Given task:
All of the data that follows should be retyped exactly, please, except the pictures.

Extracted records:
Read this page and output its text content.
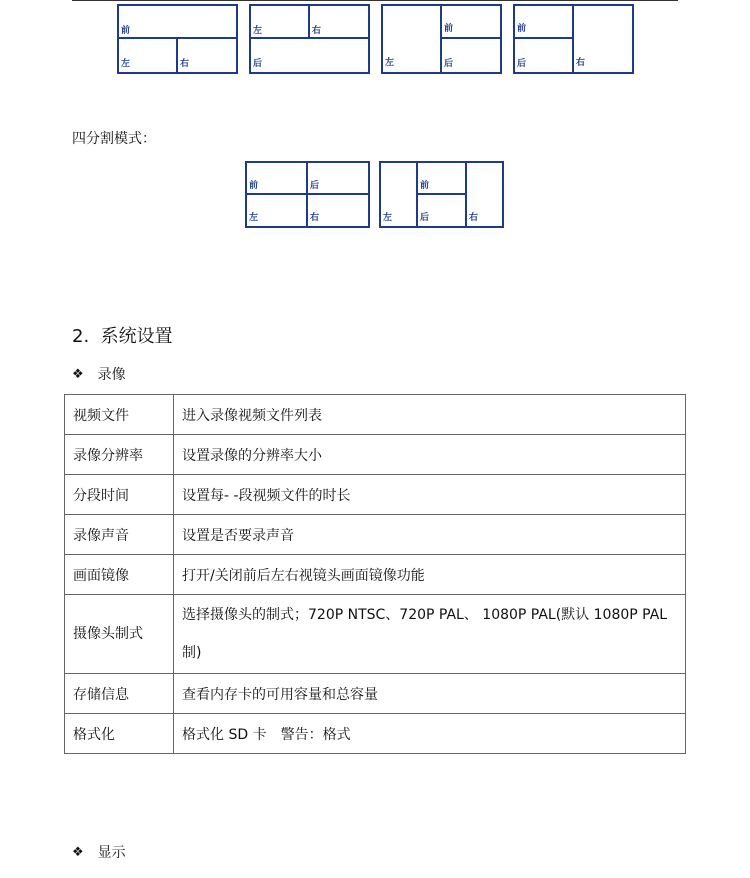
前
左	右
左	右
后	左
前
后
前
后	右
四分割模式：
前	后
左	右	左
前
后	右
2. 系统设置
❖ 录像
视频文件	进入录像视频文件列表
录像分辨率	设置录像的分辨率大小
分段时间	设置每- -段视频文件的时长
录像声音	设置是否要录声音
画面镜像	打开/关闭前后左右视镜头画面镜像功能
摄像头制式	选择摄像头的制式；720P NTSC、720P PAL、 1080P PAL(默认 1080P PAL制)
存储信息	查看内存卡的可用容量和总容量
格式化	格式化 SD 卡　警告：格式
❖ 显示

Solution for this problem:
Read this page and output its text content.
前
左	右
左	右
后	左
前
后
前
后	右
四分割模式：
前	后
左	右	左
前
后	右
2. 系统设置
❖ 录像
视频文件	进入录像视频文件列表
录像分辨率	设置录像的分辨率大小
分段时间	设置每- -段视频文件的时长
录像声音	设置是否要录声音
画面镜像	打开/关闭前后左右视镜头画面镜像功能
摄像头制式	选择摄像头的制式；720P NTSC、720P PAL、 1080P PAL(默认 1080P PAL制)
存储信息	查看内存卡的可用容量和总容量
格式化	格式化 SD 卡　警告：格式
❖ 显示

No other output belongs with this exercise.